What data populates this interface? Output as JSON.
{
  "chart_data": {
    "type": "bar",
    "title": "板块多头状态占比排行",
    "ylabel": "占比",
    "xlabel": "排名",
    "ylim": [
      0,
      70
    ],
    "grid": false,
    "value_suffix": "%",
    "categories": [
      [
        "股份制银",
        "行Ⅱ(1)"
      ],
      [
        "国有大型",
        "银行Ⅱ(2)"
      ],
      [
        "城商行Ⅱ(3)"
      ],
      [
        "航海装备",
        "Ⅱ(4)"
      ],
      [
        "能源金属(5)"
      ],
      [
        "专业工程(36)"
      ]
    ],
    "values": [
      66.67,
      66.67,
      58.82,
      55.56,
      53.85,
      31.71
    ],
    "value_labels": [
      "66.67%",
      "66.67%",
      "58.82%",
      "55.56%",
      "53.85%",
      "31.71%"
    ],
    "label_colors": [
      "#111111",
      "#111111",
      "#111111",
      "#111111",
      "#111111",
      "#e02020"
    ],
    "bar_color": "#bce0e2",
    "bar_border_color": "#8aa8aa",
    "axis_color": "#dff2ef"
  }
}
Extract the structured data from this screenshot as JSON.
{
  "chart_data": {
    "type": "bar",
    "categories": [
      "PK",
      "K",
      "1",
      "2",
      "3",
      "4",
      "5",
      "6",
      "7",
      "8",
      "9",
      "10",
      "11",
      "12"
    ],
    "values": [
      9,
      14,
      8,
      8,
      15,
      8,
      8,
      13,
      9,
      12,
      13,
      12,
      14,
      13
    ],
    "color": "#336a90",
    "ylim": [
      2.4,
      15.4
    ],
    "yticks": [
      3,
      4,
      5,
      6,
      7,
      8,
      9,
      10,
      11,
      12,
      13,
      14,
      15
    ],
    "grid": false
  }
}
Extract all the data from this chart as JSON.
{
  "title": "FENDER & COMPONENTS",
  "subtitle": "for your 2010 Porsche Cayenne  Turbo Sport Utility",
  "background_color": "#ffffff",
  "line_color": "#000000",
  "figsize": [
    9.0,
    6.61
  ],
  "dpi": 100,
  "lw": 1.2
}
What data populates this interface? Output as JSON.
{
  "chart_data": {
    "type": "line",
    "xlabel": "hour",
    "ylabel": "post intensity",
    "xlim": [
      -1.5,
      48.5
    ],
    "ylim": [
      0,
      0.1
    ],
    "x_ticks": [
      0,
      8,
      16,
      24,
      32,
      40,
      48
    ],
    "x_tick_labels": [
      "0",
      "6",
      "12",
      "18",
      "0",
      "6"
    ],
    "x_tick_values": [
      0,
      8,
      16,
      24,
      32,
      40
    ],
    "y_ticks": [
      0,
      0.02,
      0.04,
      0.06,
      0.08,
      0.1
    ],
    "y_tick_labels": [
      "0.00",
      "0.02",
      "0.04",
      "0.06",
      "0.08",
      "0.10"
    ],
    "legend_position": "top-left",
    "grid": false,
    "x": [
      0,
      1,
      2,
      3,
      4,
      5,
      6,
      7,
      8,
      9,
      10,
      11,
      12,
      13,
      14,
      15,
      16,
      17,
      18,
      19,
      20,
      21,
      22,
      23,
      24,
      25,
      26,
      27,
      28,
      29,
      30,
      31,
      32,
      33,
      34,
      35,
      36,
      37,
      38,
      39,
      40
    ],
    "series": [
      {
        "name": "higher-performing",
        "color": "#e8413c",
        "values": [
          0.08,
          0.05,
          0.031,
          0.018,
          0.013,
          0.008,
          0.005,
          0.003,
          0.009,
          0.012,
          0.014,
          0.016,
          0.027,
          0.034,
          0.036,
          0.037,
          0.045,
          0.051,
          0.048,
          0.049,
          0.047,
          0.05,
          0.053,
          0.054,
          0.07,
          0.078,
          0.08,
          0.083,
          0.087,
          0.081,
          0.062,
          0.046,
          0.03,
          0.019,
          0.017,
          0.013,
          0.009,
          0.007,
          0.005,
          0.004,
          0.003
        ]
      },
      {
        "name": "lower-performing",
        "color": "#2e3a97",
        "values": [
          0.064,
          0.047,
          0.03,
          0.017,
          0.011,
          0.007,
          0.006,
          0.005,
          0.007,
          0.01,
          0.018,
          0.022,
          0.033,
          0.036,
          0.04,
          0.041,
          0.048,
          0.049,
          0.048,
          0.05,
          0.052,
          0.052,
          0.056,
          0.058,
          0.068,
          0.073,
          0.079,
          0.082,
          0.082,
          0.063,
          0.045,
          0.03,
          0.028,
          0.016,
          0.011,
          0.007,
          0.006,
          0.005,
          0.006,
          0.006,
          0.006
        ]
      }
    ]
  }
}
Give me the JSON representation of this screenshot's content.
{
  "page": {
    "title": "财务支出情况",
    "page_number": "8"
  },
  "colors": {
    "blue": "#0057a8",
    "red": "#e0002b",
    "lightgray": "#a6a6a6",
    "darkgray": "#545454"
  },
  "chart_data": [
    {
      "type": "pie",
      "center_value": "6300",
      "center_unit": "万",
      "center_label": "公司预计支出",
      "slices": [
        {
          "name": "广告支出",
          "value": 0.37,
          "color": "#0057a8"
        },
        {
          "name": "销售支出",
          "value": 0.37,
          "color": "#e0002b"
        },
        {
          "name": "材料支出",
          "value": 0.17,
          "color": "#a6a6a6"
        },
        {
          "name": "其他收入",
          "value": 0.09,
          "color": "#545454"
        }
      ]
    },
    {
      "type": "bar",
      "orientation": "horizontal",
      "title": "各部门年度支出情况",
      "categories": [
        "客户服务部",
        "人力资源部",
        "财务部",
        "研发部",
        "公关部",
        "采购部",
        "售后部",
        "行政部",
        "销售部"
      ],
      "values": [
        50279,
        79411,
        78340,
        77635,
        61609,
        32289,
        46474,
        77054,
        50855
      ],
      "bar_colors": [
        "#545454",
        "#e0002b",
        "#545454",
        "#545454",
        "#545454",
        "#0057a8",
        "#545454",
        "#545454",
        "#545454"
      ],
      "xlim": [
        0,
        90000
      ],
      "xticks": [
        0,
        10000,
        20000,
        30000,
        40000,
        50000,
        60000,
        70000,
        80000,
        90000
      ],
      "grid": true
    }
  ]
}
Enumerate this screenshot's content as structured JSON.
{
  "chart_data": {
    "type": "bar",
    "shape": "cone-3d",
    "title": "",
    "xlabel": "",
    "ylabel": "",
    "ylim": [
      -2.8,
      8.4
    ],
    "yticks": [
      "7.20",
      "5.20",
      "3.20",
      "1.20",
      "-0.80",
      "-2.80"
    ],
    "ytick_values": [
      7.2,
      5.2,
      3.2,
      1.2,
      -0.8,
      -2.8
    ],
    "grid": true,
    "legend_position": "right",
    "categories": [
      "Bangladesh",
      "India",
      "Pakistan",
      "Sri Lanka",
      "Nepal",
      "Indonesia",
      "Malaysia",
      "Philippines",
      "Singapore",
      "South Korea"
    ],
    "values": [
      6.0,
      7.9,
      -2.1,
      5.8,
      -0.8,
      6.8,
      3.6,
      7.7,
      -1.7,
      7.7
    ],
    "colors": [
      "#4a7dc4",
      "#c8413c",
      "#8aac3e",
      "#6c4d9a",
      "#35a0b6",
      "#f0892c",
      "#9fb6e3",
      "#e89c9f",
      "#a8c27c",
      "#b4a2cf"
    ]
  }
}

========

What is asked
Repeat the records above exactly as they appear.

Answer for the task
What data populates this interface? Output as JSON.
{
  "chart_data": {
    "type": "bar",
    "title": "板块多头状态占比排行",
    "ylabel": "占比",
    "xlabel": "排名",
    "ylim": [
      0,
      70
    ],
    "grid": false,
    "value_suffix": "%",
    "categories": [
      [
        "股份制银",
        "行Ⅱ(1)"
      ],
      [
        "国有大型",
        "银行Ⅱ(2)"
      ],
      [
        "城商行Ⅱ(3)"
      ],
      [
        "航海装备",
        "Ⅱ(4)"
      ],
      [
        "能源金属(5)"
      ],
      [
        "专业工程(36)"
      ]
    ],
    "values": [
      66.67,
      66.67,
      58.82,
      55.56,
      53.85,
      31.71
    ],
    "value_labels": [
      "66.67%",
      "66.67%",
      "58.82%",
      "55.56%",
      "53.85%",
      "31.71%"
    ],
    "label_colors": [
      "#111111",
      "#111111",
      "#111111",
      "#111111",
      "#111111",
      "#e02020"
    ],
    "bar_color": "#bce0e2",
    "bar_border_color": "#8aa8aa",
    "axis_color": "#dff2ef"
  }
}
Extract the structured data from this screenshot as JSON.
{
  "chart_data": {
    "type": "bar",
    "categories": [
      "PK",
      "K",
      "1",
      "2",
      "3",
      "4",
      "5",
      "6",
      "7",
      "8",
      "9",
      "10",
      "11",
      "12"
    ],
    "values": [
      9,
      14,
      8,
      8,
      15,
      8,
      8,
      13,
      9,
      12,
      13,
      12,
      14,
      13
    ],
    "color": "#336a90",
    "ylim": [
      2.4,
      15.4
    ],
    "yticks": [
      3,
      4,
      5,
      6,
      7,
      8,
      9,
      10,
      11,
      12,
      13,
      14,
      15
    ],
    "grid": false
  }
}
Extract all the data from this chart as JSON.
{
  "title": "FENDER & COMPONENTS",
  "subtitle": "for your 2010 Porsche Cayenne  Turbo Sport Utility",
  "background_color": "#ffffff",
  "line_color": "#000000",
  "figsize": [
    9.0,
    6.61
  ],
  "dpi": 100,
  "lw": 1.2
}
What data populates this interface? Output as JSON.
{
  "chart_data": {
    "type": "line",
    "xlabel": "hour",
    "ylabel": "post intensity",
    "xlim": [
      -1.5,
      48.5
    ],
    "ylim": [
      0,
      0.1
    ],
    "x_ticks": [
      0,
      8,
      16,
      24,
      32,
      40,
      48
    ],
    "x_tick_labels": [
      "0",
      "6",
      "12",
      "18",
      "0",
      "6"
    ],
    "x_tick_values": [
      0,
      8,
      16,
      24,
      32,
      40
    ],
    "y_ticks": [
      0,
      0.02,
      0.04,
      0.06,
      0.08,
      0.1
    ],
    "y_tick_labels": [
      "0.00",
      "0.02",
      "0.04",
      "0.06",
      "0.08",
      "0.10"
    ],
    "legend_position": "top-left",
    "grid": false,
    "x": [
      0,
      1,
      2,
      3,
      4,
      5,
      6,
      7,
      8,
      9,
      10,
      11,
      12,
      13,
      14,
      15,
      16,
      17,
      18,
      19,
      20,
      21,
      22,
      23,
      24,
      25,
      26,
      27,
      28,
      29,
      30,
      31,
      32,
      33,
      34,
      35,
      36,
      37,
      38,
      39,
      40
    ],
    "series": [
      {
        "name": "higher-performing",
        "color": "#e8413c",
        "values": [
          0.08,
          0.05,
          0.031,
          0.018,
          0.013,
          0.008,
          0.005,
          0.003,
          0.009,
          0.012,
          0.014,
          0.016,
          0.027,
          0.034,
          0.036,
          0.037,
          0.045,
          0.051,
          0.048,
          0.049,
          0.047,
          0.05,
          0.053,
          0.054,
          0.07,
          0.078,
          0.08,
          0.083,
          0.087,
          0.081,
          0.062,
          0.046,
          0.03,
          0.019,
          0.017,
          0.013,
          0.009,
          0.007,
          0.005,
          0.004,
          0.003
        ]
      },
      {
        "name": "lower-performing",
        "color": "#2e3a97",
        "values": [
          0.064,
          0.047,
          0.03,
          0.017,
          0.011,
          0.007,
          0.006,
          0.005,
          0.007,
          0.01,
          0.018,
          0.022,
          0.033,
          0.036,
          0.04,
          0.041,
          0.048,
          0.049,
          0.048,
          0.05,
          0.052,
          0.052,
          0.056,
          0.058,
          0.068,
          0.073,
          0.079,
          0.082,
          0.082,
          0.063,
          0.045,
          0.03,
          0.028,
          0.016,
          0.011,
          0.007,
          0.006,
          0.005,
          0.006,
          0.006,
          0.006
        ]
      }
    ]
  }
}
Give me the JSON representation of this screenshot's content.
{
  "page": {
    "title": "财务支出情况",
    "page_number": "8"
  },
  "colors": {
    "blue": "#0057a8",
    "red": "#e0002b",
    "lightgray": "#a6a6a6",
    "darkgray": "#545454"
  },
  "chart_data": [
    {
      "type": "pie",
      "center_value": "6300",
      "center_unit": "万",
      "center_label": "公司预计支出",
      "slices": [
        {
          "name": "广告支出",
          "value": 0.37,
          "color": "#0057a8"
        },
        {
          "name": "销售支出",
          "value": 0.37,
          "color": "#e0002b"
        },
        {
          "name": "材料支出",
          "value": 0.17,
          "color": "#a6a6a6"
        },
        {
          "name": "其他收入",
          "value": 0.09,
          "color": "#545454"
        }
      ]
    },
    {
      "type": "bar",
      "orientation": "horizontal",
      "title": "各部门年度支出情况",
      "categories": [
        "客户服务部",
        "人力资源部",
        "财务部",
        "研发部",
        "公关部",
        "采购部",
        "售后部",
        "行政部",
        "销售部"
      ],
      "values": [
        50279,
        79411,
        78340,
        77635,
        61609,
        32289,
        46474,
        77054,
        50855
      ],
      "bar_colors": [
        "#545454",
        "#e0002b",
        "#545454",
        "#545454",
        "#545454",
        "#0057a8",
        "#545454",
        "#545454",
        "#545454"
      ],
      "xlim": [
        0,
        90000
      ],
      "xticks": [
        0,
        10000,
        20000,
        30000,
        40000,
        50000,
        60000,
        70000,
        80000,
        90000
      ],
      "grid": true
    }
  ]
}
Enumerate this screenshot's content as structured JSON.
{
  "chart_data": {
    "type": "bar",
    "shape": "cone-3d",
    "title": "",
    "xlabel": "",
    "ylabel": "",
    "ylim": [
      -2.8,
      8.4
    ],
    "yticks": [
      "7.20",
      "5.20",
      "3.20",
      "1.20",
      "-0.80",
      "-2.80"
    ],
    "ytick_values": [
      7.2,
      5.2,
      3.2,
      1.2,
      -0.8,
      -2.8
    ],
    "grid": true,
    "legend_position": "right",
    "categories": [
      "Bangladesh",
      "India",
      "Pakistan",
      "Sri Lanka",
      "Nepal",
      "Indonesia",
      "Malaysia",
      "Philippines",
      "Singapore",
      "South Korea"
    ],
    "values": [
      6.0,
      7.9,
      -2.1,
      5.8,
      -0.8,
      6.8,
      3.6,
      7.7,
      -1.7,
      7.7
    ],
    "colors": [
      "#4a7dc4",
      "#c8413c",
      "#8aac3e",
      "#6c4d9a",
      "#35a0b6",
      "#f0892c",
      "#9fb6e3",
      "#e89c9f",
      "#a8c27c",
      "#b4a2cf"
    ]
  }
}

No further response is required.